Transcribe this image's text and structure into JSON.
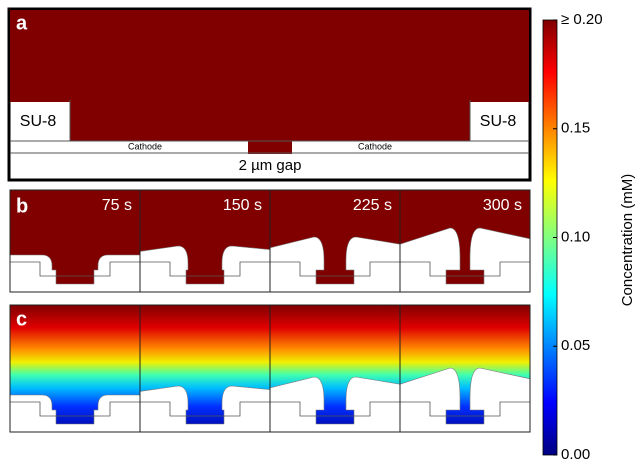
{
  "panels": [
    {
      "label": "a",
      "su8_left": "SU-8",
      "su8_right": "SU-8",
      "cathode_left": "Cathode",
      "cathode_right": "Cathode",
      "gap": "2 µm gap"
    },
    {
      "label": "b",
      "times": [
        "75 s",
        "150 s",
        "225 s",
        "300 s"
      ]
    },
    {
      "label": "c"
    }
  ],
  "colorbar": {
    "label": "Concentration (mM)",
    "lim": [
      0,
      0.2
    ],
    "ticks": [
      {
        "value": 0,
        "label": "0.00"
      },
      0.05,
      {
        "value": 0.1,
        "label": "0.10"
      },
      0.15,
      {
        "value": 0.2,
        "label": "≥ 0.20"
      }
    ]
  }
}
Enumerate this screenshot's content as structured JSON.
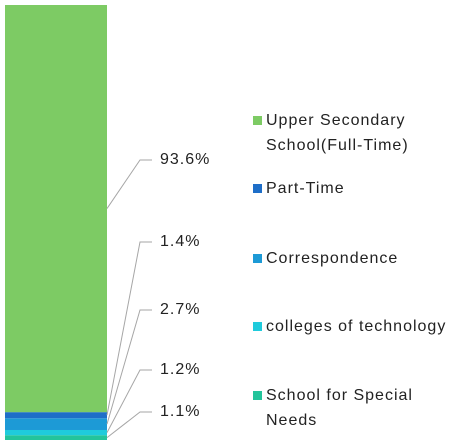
{
  "chart_data": {
    "type": "bar",
    "stacked": true,
    "ylim": [
      0,
      100
    ],
    "series": [
      {
        "name": "Upper Secondary School(Full-Time)",
        "color": "#7dcb64",
        "values": [
          93.6
        ],
        "value_labels": [
          "93.6%"
        ]
      },
      {
        "name": "Part-Time",
        "color": "#1e6ec8",
        "values": [
          1.4
        ],
        "value_labels": [
          "1.4%"
        ]
      },
      {
        "name": "Correspondence",
        "color": "#1d9ad6",
        "values": [
          2.7
        ],
        "value_labels": [
          "2.7%"
        ]
      },
      {
        "name": "colleges of technology",
        "color": "#1fcbdc",
        "values": [
          1.2
        ],
        "value_labels": [
          "1.2%"
        ]
      },
      {
        "name": "School for Special Needs",
        "color": "#23c49b",
        "values": [
          1.1
        ],
        "value_labels": [
          "1.1%"
        ]
      }
    ]
  }
}
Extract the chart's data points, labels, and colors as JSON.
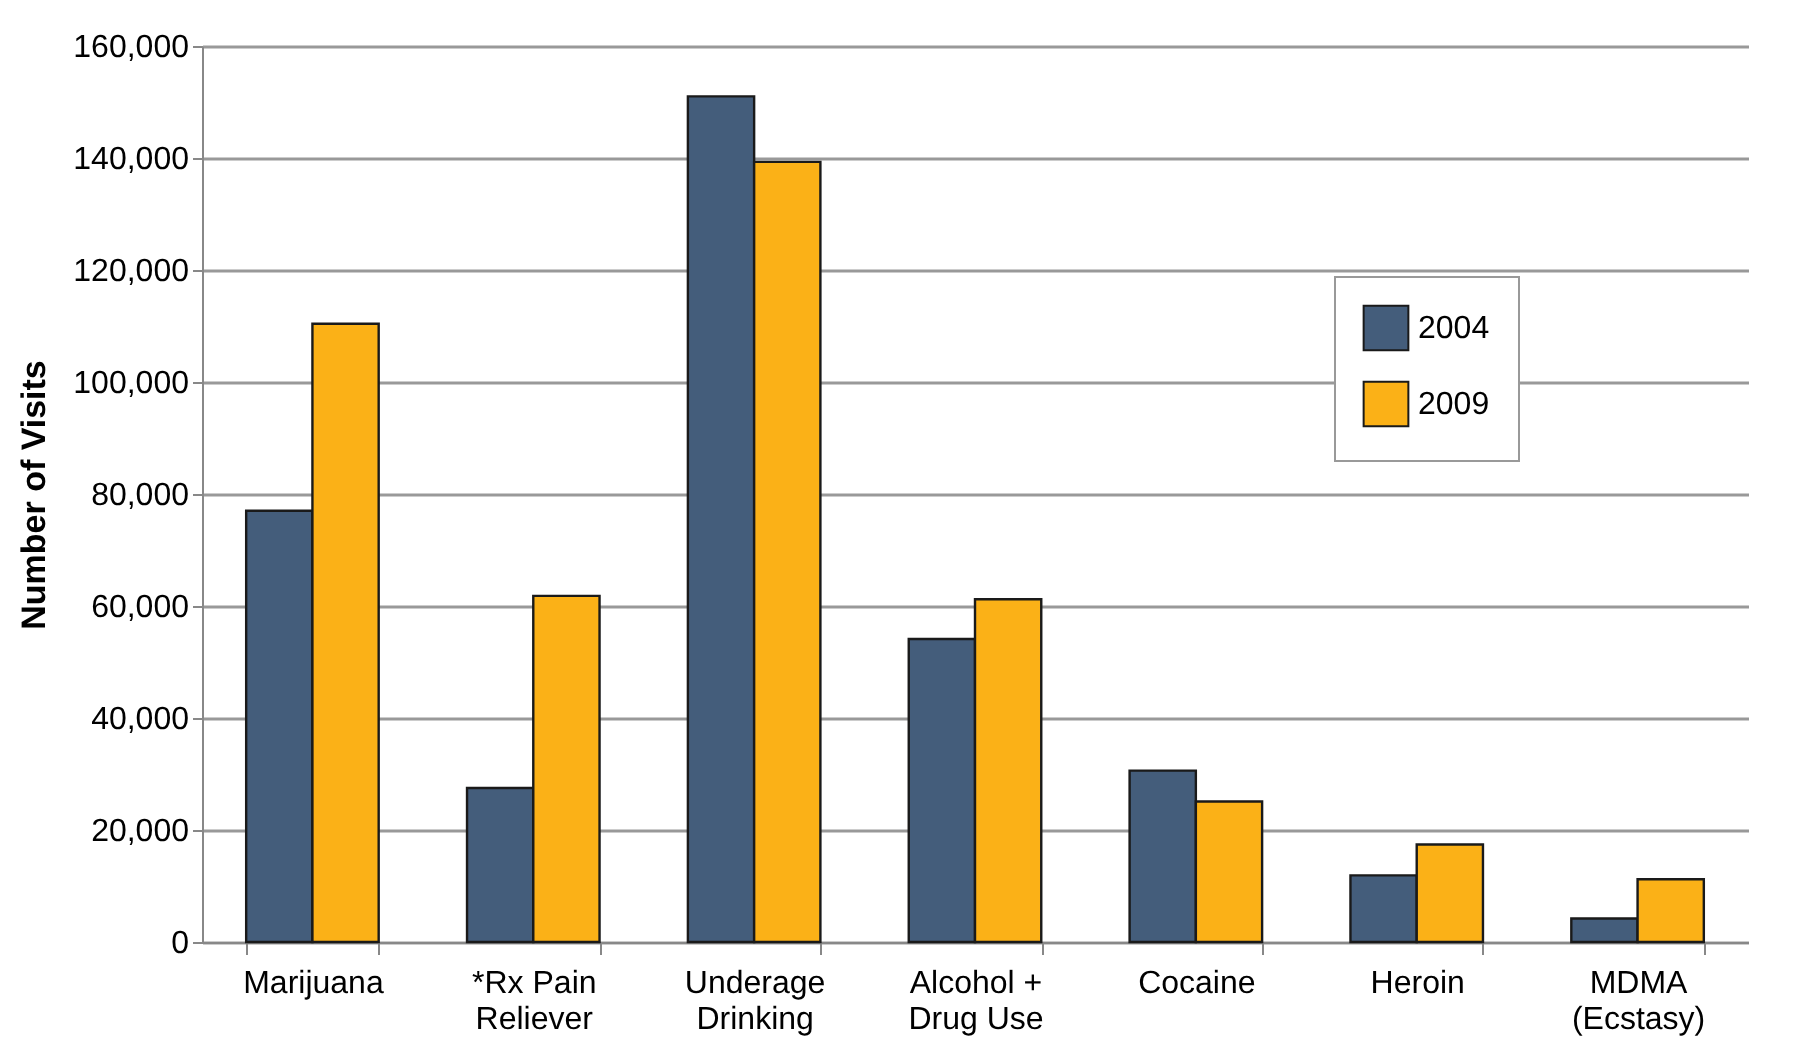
{
  "chart_data": {
    "type": "bar",
    "ylabel": "Number of Visits",
    "categories": [
      "Marijuana",
      "*Rx Pain Reliever",
      "Underage Drinking",
      "Alcohol + Drug Use",
      "Cocaine",
      "Heroin",
      "MDMA (Ecstasy)"
    ],
    "series": [
      {
        "name": "2004",
        "color": "#445d7b",
        "values": [
          77000,
          27500,
          151000,
          54100,
          30600,
          11900,
          4200
        ]
      },
      {
        "name": "2009",
        "color": "#fbb117",
        "values": [
          110400,
          61800,
          139300,
          61200,
          25100,
          17400,
          11200
        ]
      }
    ],
    "ylim": [
      0,
      160000
    ],
    "yticks": [
      {
        "value": 0,
        "label": "0"
      },
      {
        "value": 20000,
        "label": "20,000"
      },
      {
        "value": 40000,
        "label": "40,000"
      },
      {
        "value": 60000,
        "label": "60,000"
      },
      {
        "value": 80000,
        "label": "80,000"
      },
      {
        "value": 100000,
        "label": "100,000"
      },
      {
        "value": 120000,
        "label": "120,000"
      },
      {
        "value": 140000,
        "label": "140,000"
      },
      {
        "value": 160000,
        "label": "160,000"
      }
    ],
    "grid": "y",
    "legend": "top right"
  }
}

**WHAT YOU SHOULD DO**
Every record is to be reproduced exactly, with no pictures included.

**FULL ANSWER**
Transcribe this image's text and structure into JSON.
{
  "panels": [
    {
      "label": "a",
      "su8_left": "SU-8",
      "su8_right": "SU-8",
      "cathode_left": "Cathode",
      "cathode_right": "Cathode",
      "gap": "2 µm gap"
    },
    {
      "label": "b",
      "times": [
        "75 s",
        "150 s",
        "225 s",
        "300 s"
      ]
    },
    {
      "label": "c"
    }
  ],
  "colorbar": {
    "label": "Concentration (mM)",
    "lim": [
      0,
      0.2
    ],
    "ticks": [
      {
        "value": 0,
        "label": "0.00"
      },
      0.05,
      {
        "value": 0.1,
        "label": "0.10"
      },
      0.15,
      {
        "value": 0.2,
        "label": "≥ 0.20"
      }
    ]
  }
}
Enumerate this screenshot's content as structured JSON.
{
  "chart_data": {
    "type": "bar",
    "stacked": true,
    "ylim": [
      0,
      100
    ],
    "series": [
      {
        "name": "Upper Secondary School(Full-Time)",
        "color": "#7dcb64",
        "values": [
          93.6
        ],
        "value_labels": [
          "93.6%"
        ]
      },
      {
        "name": "Part-Time",
        "color": "#1e6ec8",
        "values": [
          1.4
        ],
        "value_labels": [
          "1.4%"
        ]
      },
      {
        "name": "Correspondence",
        "color": "#1d9ad6",
        "values": [
          2.7
        ],
        "value_labels": [
          "2.7%"
        ]
      },
      {
        "name": "colleges of technology",
        "color": "#1fcbdc",
        "values": [
          1.2
        ],
        "value_labels": [
          "1.2%"
        ]
      },
      {
        "name": "School for Special Needs",
        "color": "#23c49b",
        "values": [
          1.1
        ],
        "value_labels": [
          "1.1%"
        ]
      }
    ]
  }
}
Extract the chart's data points, labels, and colors as JSON.
{
  "chart_data": {
    "type": "bar",
    "ylabel": "Number of Visits",
    "categories": [
      "Marijuana",
      "*Rx Pain Reliever",
      "Underage Drinking",
      "Alcohol + Drug Use",
      "Cocaine",
      "Heroin",
      "MDMA (Ecstasy)"
    ],
    "series": [
      {
        "name": "2004",
        "color": "#445d7b",
        "values": [
          77000,
          27500,
          151000,
          54100,
          30600,
          11900,
          4200
        ]
      },
      {
        "name": "2009",
        "color": "#fbb117",
        "values": [
          110400,
          61800,
          139300,
          61200,
          25100,
          17400,
          11200
        ]
      }
    ],
    "ylim": [
      0,
      160000
    ],
    "yticks": [
      {
        "value": 0,
        "label": "0"
      },
      {
        "value": 20000,
        "label": "20,000"
      },
      {
        "value": 40000,
        "label": "40,000"
      },
      {
        "value": 60000,
        "label": "60,000"
      },
      {
        "value": 80000,
        "label": "80,000"
      },
      {
        "value": 100000,
        "label": "100,000"
      },
      {
        "value": 120000,
        "label": "120,000"
      },
      {
        "value": 140000,
        "label": "140,000"
      },
      {
        "value": 160000,
        "label": "160,000"
      }
    ],
    "grid": "y",
    "legend": "top right"
  }
}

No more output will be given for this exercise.